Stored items
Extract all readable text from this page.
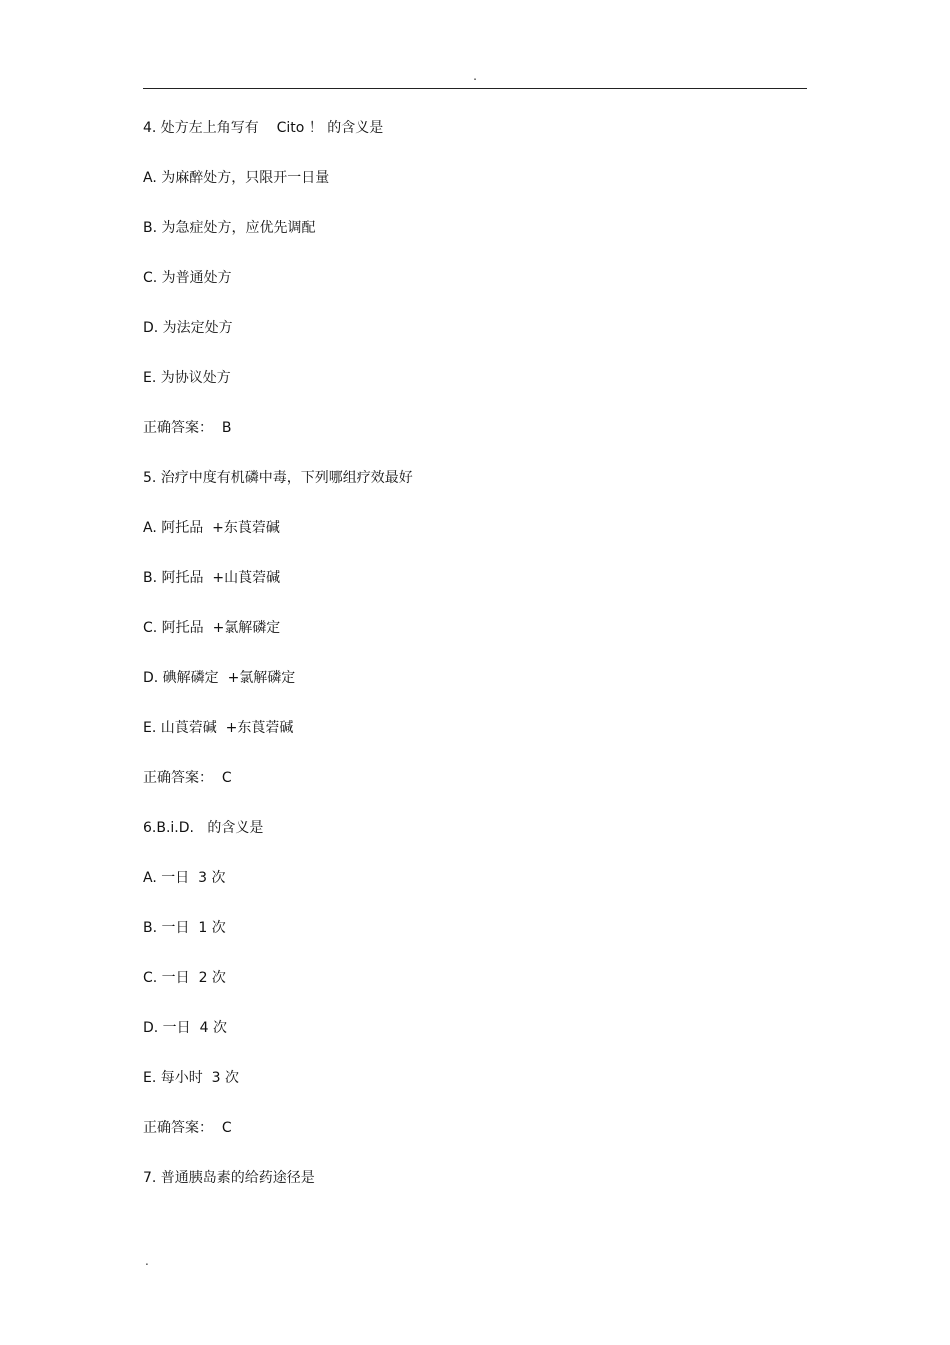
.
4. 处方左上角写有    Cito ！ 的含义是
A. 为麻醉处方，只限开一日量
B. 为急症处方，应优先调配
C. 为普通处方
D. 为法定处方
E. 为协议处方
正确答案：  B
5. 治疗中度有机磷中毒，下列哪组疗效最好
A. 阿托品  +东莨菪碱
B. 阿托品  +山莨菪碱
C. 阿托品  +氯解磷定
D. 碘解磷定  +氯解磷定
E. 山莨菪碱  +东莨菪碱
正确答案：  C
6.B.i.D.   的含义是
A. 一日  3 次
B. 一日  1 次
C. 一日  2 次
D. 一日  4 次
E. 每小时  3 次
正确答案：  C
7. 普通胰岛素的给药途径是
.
==
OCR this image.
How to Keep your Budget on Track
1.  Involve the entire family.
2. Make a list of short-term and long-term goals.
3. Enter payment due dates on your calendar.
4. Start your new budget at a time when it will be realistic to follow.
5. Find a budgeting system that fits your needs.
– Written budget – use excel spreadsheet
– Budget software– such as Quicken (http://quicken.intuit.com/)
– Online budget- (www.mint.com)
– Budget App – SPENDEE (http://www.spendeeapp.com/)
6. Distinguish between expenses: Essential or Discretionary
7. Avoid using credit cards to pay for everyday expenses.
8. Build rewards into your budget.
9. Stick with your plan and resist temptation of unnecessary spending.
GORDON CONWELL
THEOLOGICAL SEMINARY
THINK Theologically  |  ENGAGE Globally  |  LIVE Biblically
* * *
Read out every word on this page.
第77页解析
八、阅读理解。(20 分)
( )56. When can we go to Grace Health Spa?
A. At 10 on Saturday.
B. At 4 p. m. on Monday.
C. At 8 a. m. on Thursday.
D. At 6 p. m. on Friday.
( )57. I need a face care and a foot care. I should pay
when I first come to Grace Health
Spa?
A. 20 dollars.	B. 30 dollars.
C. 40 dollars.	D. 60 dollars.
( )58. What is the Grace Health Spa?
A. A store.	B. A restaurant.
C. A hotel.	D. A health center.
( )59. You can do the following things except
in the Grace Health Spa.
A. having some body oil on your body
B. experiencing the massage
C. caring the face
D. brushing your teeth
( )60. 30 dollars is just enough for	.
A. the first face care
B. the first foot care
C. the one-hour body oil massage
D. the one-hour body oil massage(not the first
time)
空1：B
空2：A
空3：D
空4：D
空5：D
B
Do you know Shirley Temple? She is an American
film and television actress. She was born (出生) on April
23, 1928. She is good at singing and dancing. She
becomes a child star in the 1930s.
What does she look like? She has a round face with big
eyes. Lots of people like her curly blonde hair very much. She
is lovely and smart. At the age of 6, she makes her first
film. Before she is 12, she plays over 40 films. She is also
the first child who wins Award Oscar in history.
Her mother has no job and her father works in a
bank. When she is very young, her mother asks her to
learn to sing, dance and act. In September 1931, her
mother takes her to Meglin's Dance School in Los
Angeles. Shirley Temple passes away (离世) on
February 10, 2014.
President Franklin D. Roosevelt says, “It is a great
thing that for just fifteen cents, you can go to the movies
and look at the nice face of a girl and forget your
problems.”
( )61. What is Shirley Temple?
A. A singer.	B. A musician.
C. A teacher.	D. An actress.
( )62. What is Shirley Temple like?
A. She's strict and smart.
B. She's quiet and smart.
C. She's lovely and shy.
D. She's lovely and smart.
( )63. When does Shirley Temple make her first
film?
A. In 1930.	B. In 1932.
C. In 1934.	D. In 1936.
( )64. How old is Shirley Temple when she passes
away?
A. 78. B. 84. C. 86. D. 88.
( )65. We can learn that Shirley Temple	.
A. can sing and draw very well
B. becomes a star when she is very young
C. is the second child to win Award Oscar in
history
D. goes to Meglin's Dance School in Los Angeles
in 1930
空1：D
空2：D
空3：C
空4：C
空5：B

● Goal of the exercise:
Look through the entries and find each line that has the string "first". Copy those lines.

● Written solution:
when I first come to Grace Health
A. the first face care
B. the first foot care
D. the one-hour body oil massage(not the first
is lovely and smart. At the age of 6, she makes her first
the first child who wins Award Oscar in history.
( )63. When does Shirley Temple make her first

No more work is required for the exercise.